EXERCISE MATERIAL

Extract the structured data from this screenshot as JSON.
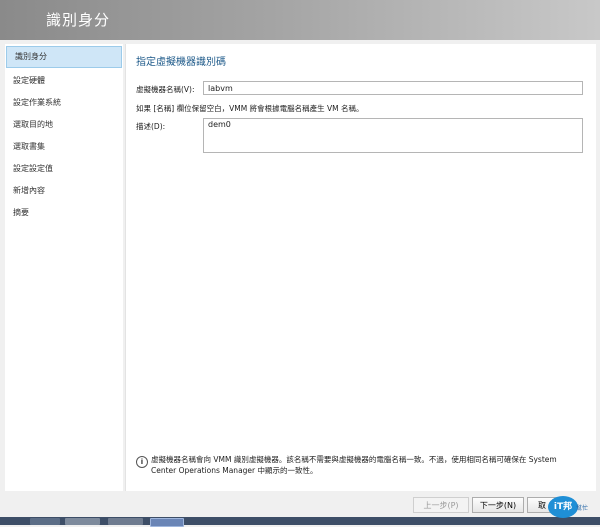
{
  "window": {
    "title": "識別身分"
  },
  "sidebar": {
    "items": [
      {
        "label": "識別身分",
        "active": true
      },
      {
        "label": "設定硬體"
      },
      {
        "label": "設定作業系統"
      },
      {
        "label": "選取目的地"
      },
      {
        "label": "選取書集"
      },
      {
        "label": "設定設定值"
      },
      {
        "label": "新增內容"
      },
      {
        "label": "摘要"
      }
    ]
  },
  "main": {
    "section_title": "指定虛擬機器識別碼",
    "vm_name_label": "虛擬機器名稱(V):",
    "vm_name_value": "labvm",
    "hint": "如果 [名稱] 欄位保留空白，VMM 將會根據電腦名稱產生 VM 名稱。",
    "description_label": "描述(D):",
    "description_value": "dem0",
    "info_text": "虛擬機器名稱會向 VMM 識別虛擬機器。該名稱不需要與虛擬機器的電腦名稱一致。不過，使用相同名稱可確保在 System Center Operations Manager 中顯示的一致性。"
  },
  "footer": {
    "prev_label": "上一步(P)",
    "next_label": "下一步(N)",
    "cancel_label": "取"
  },
  "watermark": {
    "logo": "iT邦",
    "sub": "幫忙"
  }
}
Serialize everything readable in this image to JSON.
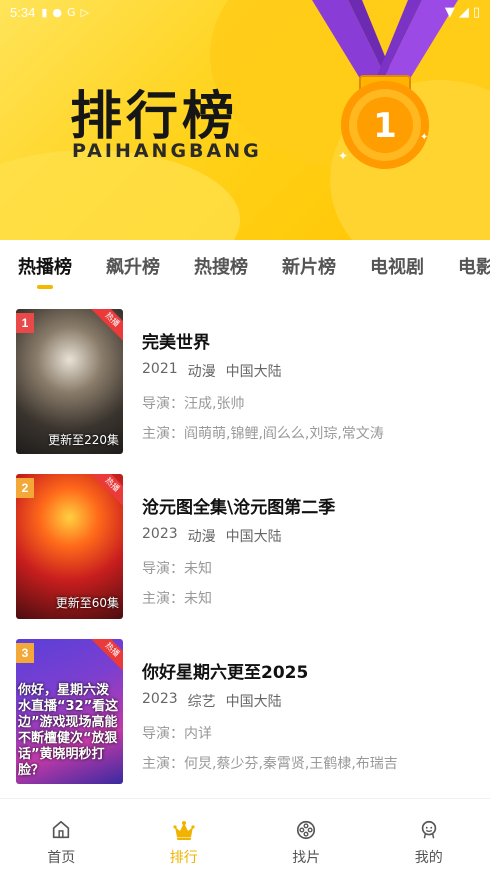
{
  "status_bar": {
    "time": "5:34"
  },
  "banner": {
    "title": "排行榜",
    "subtitle": "PAIHANGBANG",
    "medal_number": "1"
  },
  "tabs": [
    {
      "label": "热播榜",
      "active": true
    },
    {
      "label": "飙升榜",
      "active": false
    },
    {
      "label": "热搜榜",
      "active": false
    },
    {
      "label": "新片榜",
      "active": false
    },
    {
      "label": "电视剧",
      "active": false
    },
    {
      "label": "电影",
      "active": false
    }
  ],
  "list": [
    {
      "rank": "1",
      "badge": "热播",
      "poster_caption": "更新至220集",
      "poster_overlay": "",
      "title": "完美世界",
      "year": "2021",
      "genre": "动漫",
      "region": "中国大陆",
      "director": "导演：汪成,张帅",
      "cast": "主演：阎萌萌,锦鲤,阎么么,刘琮,常文涛"
    },
    {
      "rank": "2",
      "badge": "热播",
      "poster_caption": "更新至60集",
      "poster_overlay": "",
      "title": "沧元图全集\\沧元图第二季",
      "year": "2023",
      "genre": "动漫",
      "region": "中国大陆",
      "director": "导演：未知",
      "cast": "主演：未知"
    },
    {
      "rank": "3",
      "badge": "热播",
      "poster_caption": "",
      "poster_overlay": "你好，星期六泼水直播“32”看这边”游戏现场高能不断檀健次“放狠话”黄晓明秒打脸？",
      "title": "你好星期六更至2025",
      "year": "2023",
      "genre": "综艺",
      "region": "中国大陆",
      "director": "导演：内详",
      "cast": "主演：何炅,蔡少芬,秦霄贤,王鹤棣,布瑞吉"
    }
  ],
  "nav": [
    {
      "label": "首页",
      "icon": "home-icon",
      "active": false
    },
    {
      "label": "排行",
      "icon": "crown-icon",
      "active": true
    },
    {
      "label": "找片",
      "icon": "film-reel-icon",
      "active": false
    },
    {
      "label": "我的",
      "icon": "profile-icon",
      "active": false
    }
  ],
  "colors": {
    "accent": "#f0b400",
    "badge": "#ea3a3a",
    "rank1": "#e84a4a",
    "rank2": "#f2a93a",
    "rank3": "#f2a93a"
  }
}
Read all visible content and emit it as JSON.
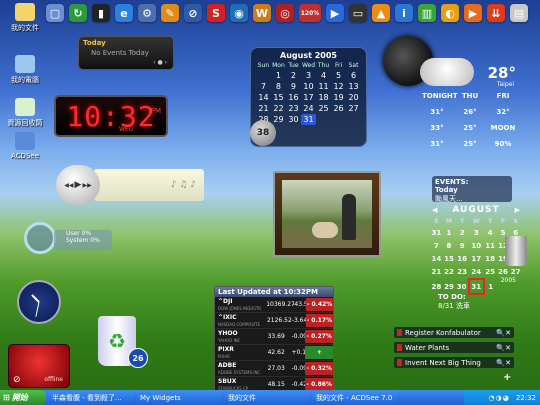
{
  "desktop_icons": [
    {
      "label": "我的文件",
      "icon": "documents-folder-icon",
      "color": "#f3d36b"
    },
    {
      "label": "我的電腦",
      "icon": "my-computer-icon",
      "color": "#9fc6ef"
    },
    {
      "label": "資源回收筒",
      "icon": "recycle-bin-icon",
      "color": "#d8f2d0"
    },
    {
      "label": "ACDSee",
      "icon": "acdsee-icon",
      "color": "#5b8bd8"
    }
  ],
  "toolbar": {
    "icons": [
      {
        "name": "desktop-icon",
        "glyph": "▢",
        "color": "#6b8fd3"
      },
      {
        "name": "refresh-icon",
        "glyph": "↻",
        "color": "#2a9a3a"
      },
      {
        "name": "clock-app-icon",
        "glyph": "▮",
        "color": "#222"
      },
      {
        "name": "ie-icon",
        "glyph": "e",
        "color": "#2d7fe0"
      },
      {
        "name": "settings-icon",
        "glyph": "⚙",
        "color": "#4c6fae"
      },
      {
        "name": "tools-icon",
        "glyph": "✎",
        "color": "#e08a1c"
      },
      {
        "name": "spyware-icon",
        "glyph": "⊘",
        "color": "#2e5aa8"
      },
      {
        "name": "s-app-icon",
        "glyph": "S",
        "color": "#d42020"
      },
      {
        "name": "globe-icon",
        "glyph": "◉",
        "color": "#1f6db8"
      },
      {
        "name": "winamp-icon",
        "glyph": "W",
        "color": "#d07a1a"
      },
      {
        "name": "media-icon",
        "glyph": "◎",
        "color": "#b02020"
      },
      {
        "name": "percent-icon",
        "glyph": "120%",
        "color": "#c03030"
      },
      {
        "name": "play-icon",
        "glyph": "▶",
        "color": "#2a6ad8"
      },
      {
        "name": "screen-icon",
        "glyph": "▭",
        "color": "#333"
      },
      {
        "name": "vlc-icon",
        "glyph": "▲",
        "color": "#f08a10"
      },
      {
        "name": "info-icon",
        "glyph": "i",
        "color": "#2a76d2"
      },
      {
        "name": "battery-icon",
        "glyph": "▥",
        "color": "#3aa63a"
      },
      {
        "name": "shell-icon",
        "glyph": "◐",
        "color": "#e4a010"
      },
      {
        "name": "forward-icon",
        "glyph": "▶",
        "color": "#e86a1a"
      },
      {
        "name": "down-arrow-icon",
        "glyph": "⇊",
        "color": "#e03a1a"
      },
      {
        "name": "notes-icon",
        "glyph": "▤",
        "color": "#c8c8c8"
      }
    ]
  },
  "events_widget": {
    "title": "Today",
    "message": "No Events Today"
  },
  "digital_clock": {
    "time": "10:32",
    "ampm": "PM",
    "day": "WED"
  },
  "calendar_widget": {
    "month": "August 2005",
    "days_header": [
      "Sun",
      "Mon",
      "Tue",
      "Wed",
      "Thu",
      "Fri",
      "Sat"
    ],
    "weeks": [
      [
        "",
        "1",
        "2",
        "3",
        "4",
        "5",
        "6"
      ],
      [
        "7",
        "8",
        "9",
        "10",
        "11",
        "12",
        "13"
      ],
      [
        "14",
        "15",
        "16",
        "17",
        "18",
        "19",
        "20"
      ],
      [
        "21",
        "22",
        "23",
        "24",
        "25",
        "26",
        "27"
      ],
      [
        "28",
        "29",
        "30",
        "31",
        "",
        "",
        ""
      ]
    ],
    "badge": "38"
  },
  "weather_widget": {
    "temp": "28°",
    "city": "Taipei",
    "today_label": "TONIGHT",
    "rows": [
      {
        "a": "TONIGHT",
        "b": "THU",
        "c": "FRI"
      },
      {
        "a": "31°",
        "b": "26°",
        "c": "32°"
      },
      {
        "a": "33°",
        "b": "25°",
        "c": "MOON"
      },
      {
        "a": "31°",
        "b": "25°",
        "c": "90%"
      }
    ],
    "moon_pct": "90%"
  },
  "media_widget": {
    "controls": [
      "◀◀",
      "▶",
      "▶▶"
    ],
    "title_text": "♪ ♫ ♪"
  },
  "cpu_widget": {
    "label1": "User 0%",
    "label2": "System 0%"
  },
  "photo_widget": {
    "caption": ""
  },
  "events_panel": {
    "title": "EVENTS:",
    "today": "Today",
    "text": "颱風天..."
  },
  "august_widget": {
    "month": "AUGUST",
    "days_header": [
      "S",
      "M",
      "T",
      "W",
      "T",
      "F",
      "S"
    ],
    "weeks": [
      [
        "31",
        "1",
        "2",
        "3",
        "4",
        "5",
        "6"
      ],
      [
        "7",
        "8",
        "9",
        "10",
        "11",
        "12",
        "13"
      ],
      [
        "14",
        "15",
        "16",
        "17",
        "18",
        "19",
        "20"
      ],
      [
        "21",
        "22",
        "23",
        "24",
        "25",
        "26",
        "27"
      ],
      [
        "28",
        "29",
        "30",
        "31",
        "1",
        "",
        ""
      ]
    ],
    "year": "2005",
    "highlight": "31"
  },
  "analog_clock": {
    "hour_angle": 315,
    "minute_angle": 192
  },
  "offline_widget": {
    "status": "offline"
  },
  "recycle_widget": {
    "count": "26"
  },
  "stocks_widget": {
    "header": "Last Updated at 10:32PM",
    "rows": [
      {
        "sym": "^DJI",
        "name": "DOW JONES INDUSTR",
        "price": "10369.27",
        "chg": "-43.55",
        "pct": "0.42%",
        "dir": "down"
      },
      {
        "sym": "^IXIC",
        "name": "NASDAQ COMPOSITE",
        "price": "2126.52",
        "chg": "-3.64",
        "pct": "0.17%",
        "dir": "down"
      },
      {
        "sym": "YHOO",
        "name": "YAHOO INC",
        "price": "33.69",
        "chg": "-0.09",
        "pct": "0.27%",
        "dir": "down"
      },
      {
        "sym": "PIXR",
        "name": "PIXAR",
        "price": "42.62",
        "chg": "+0.15",
        "pct": "0.35%",
        "dir": "up"
      },
      {
        "sym": "ADBE",
        "name": "ADOBE SYSTEMS INC",
        "price": "27.03",
        "chg": "-0.09",
        "pct": "0.32%",
        "dir": "down"
      },
      {
        "sym": "SBUX",
        "name": "STARBUCKS CP",
        "price": "48.15",
        "chg": "-0.42",
        "pct": "0.86%",
        "dir": "down"
      }
    ]
  },
  "todo_widget": {
    "title": "TO DO:",
    "sub": "8/31 洗車",
    "items": [
      "Register Konfabulator",
      "Water Plants",
      "Invent Next Big Thing"
    ],
    "add": "+"
  },
  "recycle_small": {
    "label": "2005"
  },
  "taskbar": {
    "start": "開始",
    "buttons": [
      "半森看腹 - 看到殺了...",
      "My Widgets",
      "我的文件",
      "我的文件 - ACDSee 7.0"
    ],
    "clock": "22:32"
  }
}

WORK TO DO
Gather up every line from the listing above in which the word "director" occurs.

OUTPUT
      "director": "导演：汪成,张帅",
      "director": "导演：未知",
      "director": "导演：内详",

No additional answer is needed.